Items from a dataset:

"""

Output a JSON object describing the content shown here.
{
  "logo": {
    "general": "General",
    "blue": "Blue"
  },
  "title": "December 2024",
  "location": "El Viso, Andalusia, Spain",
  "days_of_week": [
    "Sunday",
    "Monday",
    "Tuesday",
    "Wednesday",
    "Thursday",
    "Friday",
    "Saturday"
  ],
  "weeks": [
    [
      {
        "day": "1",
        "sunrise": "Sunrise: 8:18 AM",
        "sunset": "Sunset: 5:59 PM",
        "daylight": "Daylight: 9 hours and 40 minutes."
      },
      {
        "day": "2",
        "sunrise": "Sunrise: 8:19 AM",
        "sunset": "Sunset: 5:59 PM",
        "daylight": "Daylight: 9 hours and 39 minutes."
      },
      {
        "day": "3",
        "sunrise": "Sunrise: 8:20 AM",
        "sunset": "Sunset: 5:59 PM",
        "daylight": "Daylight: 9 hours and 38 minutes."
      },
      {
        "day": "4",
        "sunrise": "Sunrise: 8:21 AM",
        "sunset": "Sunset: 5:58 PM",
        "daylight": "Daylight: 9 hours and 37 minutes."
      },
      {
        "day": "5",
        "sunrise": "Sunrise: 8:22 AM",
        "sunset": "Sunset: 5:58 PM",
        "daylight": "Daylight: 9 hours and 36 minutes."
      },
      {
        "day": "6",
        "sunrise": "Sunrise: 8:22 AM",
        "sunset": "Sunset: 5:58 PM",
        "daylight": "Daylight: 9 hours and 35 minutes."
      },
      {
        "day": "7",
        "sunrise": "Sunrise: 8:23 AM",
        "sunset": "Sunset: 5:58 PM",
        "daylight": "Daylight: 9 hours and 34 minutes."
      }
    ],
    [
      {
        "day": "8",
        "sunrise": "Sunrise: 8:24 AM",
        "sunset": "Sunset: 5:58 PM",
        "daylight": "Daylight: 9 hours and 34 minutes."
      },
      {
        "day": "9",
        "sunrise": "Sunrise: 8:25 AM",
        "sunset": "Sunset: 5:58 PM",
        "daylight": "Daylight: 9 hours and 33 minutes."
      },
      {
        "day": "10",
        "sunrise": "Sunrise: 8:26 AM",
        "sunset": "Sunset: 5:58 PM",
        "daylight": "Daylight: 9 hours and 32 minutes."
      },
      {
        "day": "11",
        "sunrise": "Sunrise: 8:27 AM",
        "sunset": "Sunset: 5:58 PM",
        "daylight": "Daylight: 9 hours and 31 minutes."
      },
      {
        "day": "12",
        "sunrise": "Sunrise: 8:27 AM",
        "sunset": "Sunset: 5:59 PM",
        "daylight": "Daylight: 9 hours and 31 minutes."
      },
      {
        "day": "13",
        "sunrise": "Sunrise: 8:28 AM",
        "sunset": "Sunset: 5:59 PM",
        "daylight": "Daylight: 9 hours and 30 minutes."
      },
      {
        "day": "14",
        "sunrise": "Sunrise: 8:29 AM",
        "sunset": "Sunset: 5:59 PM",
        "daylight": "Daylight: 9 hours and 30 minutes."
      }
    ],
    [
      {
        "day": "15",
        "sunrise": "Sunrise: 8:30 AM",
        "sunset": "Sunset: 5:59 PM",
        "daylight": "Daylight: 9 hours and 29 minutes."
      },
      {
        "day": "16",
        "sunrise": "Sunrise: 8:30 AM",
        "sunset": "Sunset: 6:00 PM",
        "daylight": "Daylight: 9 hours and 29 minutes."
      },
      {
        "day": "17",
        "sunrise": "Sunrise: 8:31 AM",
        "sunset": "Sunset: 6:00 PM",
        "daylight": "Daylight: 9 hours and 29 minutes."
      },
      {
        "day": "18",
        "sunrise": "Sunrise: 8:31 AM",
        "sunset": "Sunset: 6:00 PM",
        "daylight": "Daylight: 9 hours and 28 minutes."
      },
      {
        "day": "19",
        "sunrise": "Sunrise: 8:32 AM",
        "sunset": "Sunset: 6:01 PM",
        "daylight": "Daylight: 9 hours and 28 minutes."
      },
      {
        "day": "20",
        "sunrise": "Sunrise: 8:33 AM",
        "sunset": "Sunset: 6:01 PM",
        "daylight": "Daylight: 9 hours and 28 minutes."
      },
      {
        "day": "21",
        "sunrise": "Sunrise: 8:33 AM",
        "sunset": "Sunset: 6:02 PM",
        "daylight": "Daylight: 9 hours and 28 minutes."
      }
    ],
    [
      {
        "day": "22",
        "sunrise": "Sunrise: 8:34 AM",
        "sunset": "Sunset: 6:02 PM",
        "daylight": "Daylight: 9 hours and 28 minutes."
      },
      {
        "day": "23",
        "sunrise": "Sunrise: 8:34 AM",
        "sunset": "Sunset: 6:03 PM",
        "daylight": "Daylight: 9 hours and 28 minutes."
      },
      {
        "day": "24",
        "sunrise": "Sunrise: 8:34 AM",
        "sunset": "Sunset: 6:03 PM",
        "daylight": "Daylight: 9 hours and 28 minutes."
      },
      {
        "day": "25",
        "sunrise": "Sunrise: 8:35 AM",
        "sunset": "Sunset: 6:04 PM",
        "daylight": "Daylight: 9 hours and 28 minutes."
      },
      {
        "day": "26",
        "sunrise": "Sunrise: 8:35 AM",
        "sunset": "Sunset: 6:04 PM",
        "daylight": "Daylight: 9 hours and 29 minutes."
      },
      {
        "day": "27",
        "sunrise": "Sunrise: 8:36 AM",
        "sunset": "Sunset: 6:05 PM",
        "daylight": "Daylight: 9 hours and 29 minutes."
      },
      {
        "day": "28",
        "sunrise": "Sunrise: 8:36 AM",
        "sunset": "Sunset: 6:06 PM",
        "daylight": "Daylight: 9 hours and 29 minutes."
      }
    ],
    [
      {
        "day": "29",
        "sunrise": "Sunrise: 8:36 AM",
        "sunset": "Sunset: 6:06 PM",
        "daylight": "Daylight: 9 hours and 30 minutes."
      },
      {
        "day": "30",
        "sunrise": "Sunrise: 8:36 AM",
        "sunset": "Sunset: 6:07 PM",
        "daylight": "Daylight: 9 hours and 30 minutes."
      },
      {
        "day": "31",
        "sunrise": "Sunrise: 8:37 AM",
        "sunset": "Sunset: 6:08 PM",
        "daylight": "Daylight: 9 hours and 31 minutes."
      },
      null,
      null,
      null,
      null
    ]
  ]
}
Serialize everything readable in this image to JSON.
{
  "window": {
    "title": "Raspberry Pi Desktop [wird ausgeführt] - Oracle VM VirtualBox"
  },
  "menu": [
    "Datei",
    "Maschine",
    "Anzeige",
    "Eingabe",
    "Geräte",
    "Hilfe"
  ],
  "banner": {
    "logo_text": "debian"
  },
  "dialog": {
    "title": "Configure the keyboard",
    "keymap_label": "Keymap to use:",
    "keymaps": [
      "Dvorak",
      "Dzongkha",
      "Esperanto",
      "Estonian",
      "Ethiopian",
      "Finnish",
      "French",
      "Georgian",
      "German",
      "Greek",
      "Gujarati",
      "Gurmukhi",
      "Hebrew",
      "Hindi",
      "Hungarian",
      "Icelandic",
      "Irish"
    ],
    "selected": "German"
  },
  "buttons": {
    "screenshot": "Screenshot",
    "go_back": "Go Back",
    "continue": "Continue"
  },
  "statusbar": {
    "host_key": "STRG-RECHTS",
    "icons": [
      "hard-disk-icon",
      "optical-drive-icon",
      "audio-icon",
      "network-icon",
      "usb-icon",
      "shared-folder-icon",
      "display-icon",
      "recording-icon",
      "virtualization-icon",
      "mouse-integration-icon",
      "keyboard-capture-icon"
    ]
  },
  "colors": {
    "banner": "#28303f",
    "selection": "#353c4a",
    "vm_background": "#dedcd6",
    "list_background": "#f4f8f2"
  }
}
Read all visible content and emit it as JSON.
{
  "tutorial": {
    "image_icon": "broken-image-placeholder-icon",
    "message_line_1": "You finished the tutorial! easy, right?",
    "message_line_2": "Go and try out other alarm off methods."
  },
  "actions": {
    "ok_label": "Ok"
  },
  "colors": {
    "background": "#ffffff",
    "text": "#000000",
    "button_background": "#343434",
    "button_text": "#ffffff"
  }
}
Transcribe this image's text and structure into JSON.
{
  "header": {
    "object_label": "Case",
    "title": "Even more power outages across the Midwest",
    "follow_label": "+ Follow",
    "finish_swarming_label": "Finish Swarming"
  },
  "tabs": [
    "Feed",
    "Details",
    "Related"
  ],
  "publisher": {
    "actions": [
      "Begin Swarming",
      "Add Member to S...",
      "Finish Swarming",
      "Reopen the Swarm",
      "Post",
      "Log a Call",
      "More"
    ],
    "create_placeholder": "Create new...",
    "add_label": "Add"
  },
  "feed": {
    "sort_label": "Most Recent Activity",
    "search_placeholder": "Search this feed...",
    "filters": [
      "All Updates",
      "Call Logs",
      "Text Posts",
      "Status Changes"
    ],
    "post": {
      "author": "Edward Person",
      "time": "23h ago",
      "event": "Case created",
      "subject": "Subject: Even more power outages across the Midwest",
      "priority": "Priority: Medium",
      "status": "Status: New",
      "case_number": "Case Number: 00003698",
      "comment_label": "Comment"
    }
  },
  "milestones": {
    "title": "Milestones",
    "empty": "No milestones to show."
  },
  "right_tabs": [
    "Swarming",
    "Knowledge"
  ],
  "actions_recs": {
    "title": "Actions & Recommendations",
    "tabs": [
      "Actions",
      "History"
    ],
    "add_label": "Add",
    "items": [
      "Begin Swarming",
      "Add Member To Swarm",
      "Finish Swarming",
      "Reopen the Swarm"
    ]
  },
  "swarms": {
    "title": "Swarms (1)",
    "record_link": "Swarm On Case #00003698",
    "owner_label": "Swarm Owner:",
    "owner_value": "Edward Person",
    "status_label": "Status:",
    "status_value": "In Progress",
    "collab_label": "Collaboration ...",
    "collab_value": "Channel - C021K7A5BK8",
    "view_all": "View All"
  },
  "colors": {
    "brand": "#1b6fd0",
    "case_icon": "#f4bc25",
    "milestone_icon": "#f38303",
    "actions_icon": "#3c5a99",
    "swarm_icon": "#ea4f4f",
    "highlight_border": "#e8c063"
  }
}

"""

Problem details: In the records above, locate every line with the string "tutorial" and copy it.

Exercise answer:
  "tutorial": {
    "message_line_1": "You finished the tutorial! easy, right?",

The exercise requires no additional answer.